■ What is being asked
Retype the following data exactly as it appears, omitting the pictures from your answer.

------ Data supplied ------

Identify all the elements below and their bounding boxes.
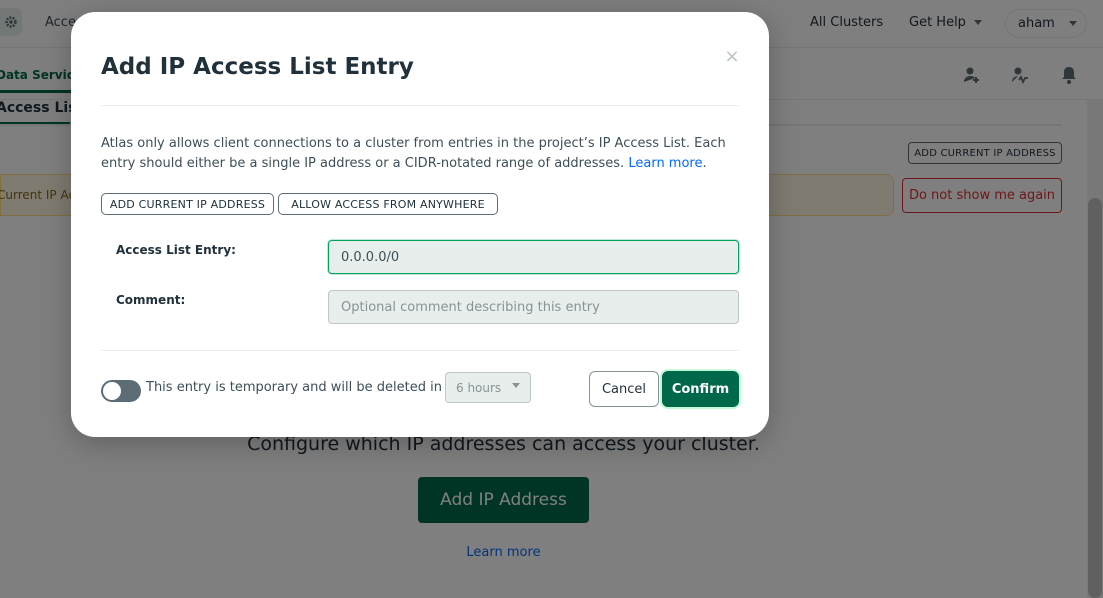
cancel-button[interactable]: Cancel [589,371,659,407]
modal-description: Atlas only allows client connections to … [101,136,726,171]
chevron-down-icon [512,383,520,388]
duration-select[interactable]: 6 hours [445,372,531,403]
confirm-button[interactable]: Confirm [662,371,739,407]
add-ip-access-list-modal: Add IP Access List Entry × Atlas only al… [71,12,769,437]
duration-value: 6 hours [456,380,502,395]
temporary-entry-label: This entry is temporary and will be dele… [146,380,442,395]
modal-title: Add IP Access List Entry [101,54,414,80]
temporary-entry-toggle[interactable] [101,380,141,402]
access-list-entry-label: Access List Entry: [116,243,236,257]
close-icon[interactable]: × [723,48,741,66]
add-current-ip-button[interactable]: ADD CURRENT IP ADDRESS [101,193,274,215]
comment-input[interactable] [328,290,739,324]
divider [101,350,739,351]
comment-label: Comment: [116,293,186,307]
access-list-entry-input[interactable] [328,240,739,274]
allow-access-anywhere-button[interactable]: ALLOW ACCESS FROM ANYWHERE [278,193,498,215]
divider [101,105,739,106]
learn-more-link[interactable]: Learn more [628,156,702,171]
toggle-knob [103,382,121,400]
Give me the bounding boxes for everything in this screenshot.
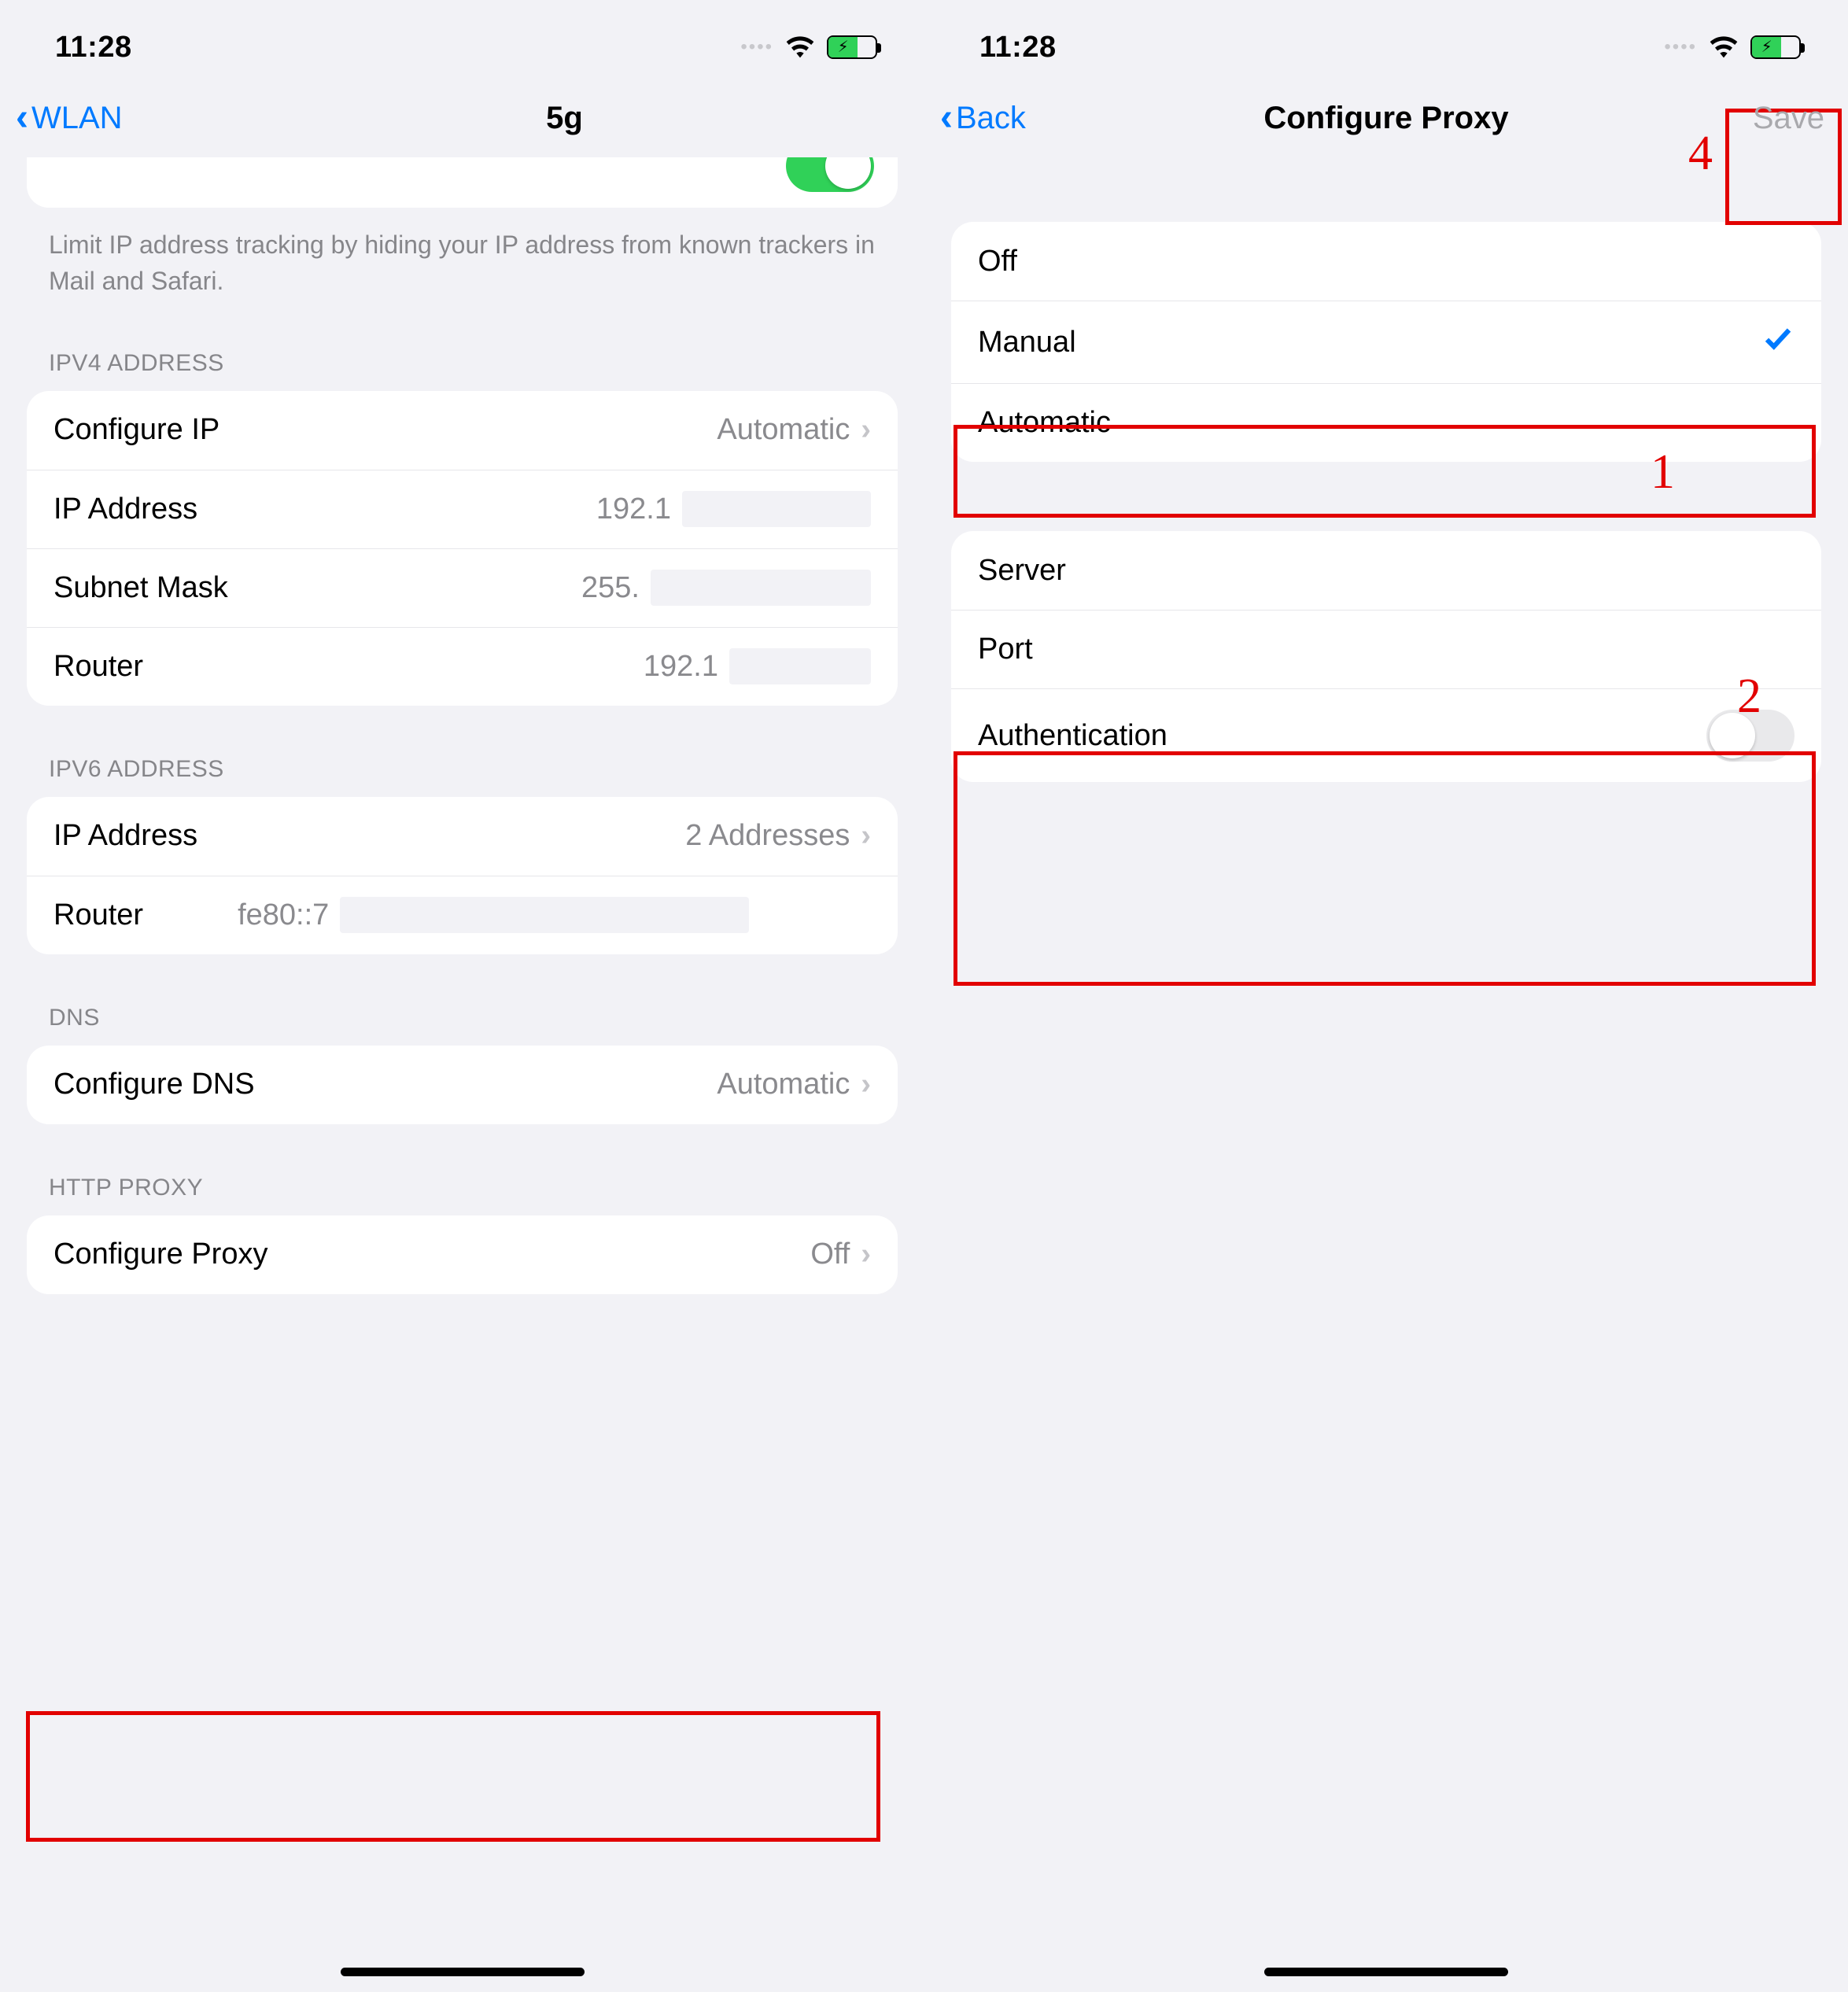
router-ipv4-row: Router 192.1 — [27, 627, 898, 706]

------

■ Output for this task
Identify all the elements below and their bounding boxes.
cancel-button[interactable]: Cancel [589,371,659,407]
modal-description: Atlas only allows client connections to … [101,136,726,171]
chevron-down-icon [512,383,520,388]
duration-select[interactable]: 6 hours [445,372,531,403]
confirm-button[interactable]: Confirm [662,371,739,407]
add-ip-access-list-modal: Add IP Access List Entry × Atlas only al… [71,12,769,437]
duration-value: 6 hours [456,380,502,395]
temporary-entry-label: This entry is temporary and will be dele… [146,380,442,395]
modal-title: Add IP Access List Entry [101,54,414,80]
temporary-entry-toggle[interactable] [101,380,141,402]
access-list-entry-label: Access List Entry: [116,243,236,257]
close-icon[interactable]: × [723,48,741,66]
add-current-ip-button[interactable]: ADD CURRENT IP ADDRESS [101,193,274,215]
comment-input[interactable] [328,290,739,324]
divider [101,350,739,351]
comment-label: Comment: [116,293,186,307]
access-list-entry-input[interactable] [328,240,739,274]
allow-access-anywhere-button[interactable]: ALLOW ACCESS FROM ANYWHERE [278,193,498,215]
divider [101,105,739,106]
learn-more-link[interactable]: Learn more [628,156,702,171]
toggle-knob [103,382,121,400]
Give me the bounding boxes for everything in this screenshot.
router-ipv4-row: Router 192.1 — [27, 627, 898, 706]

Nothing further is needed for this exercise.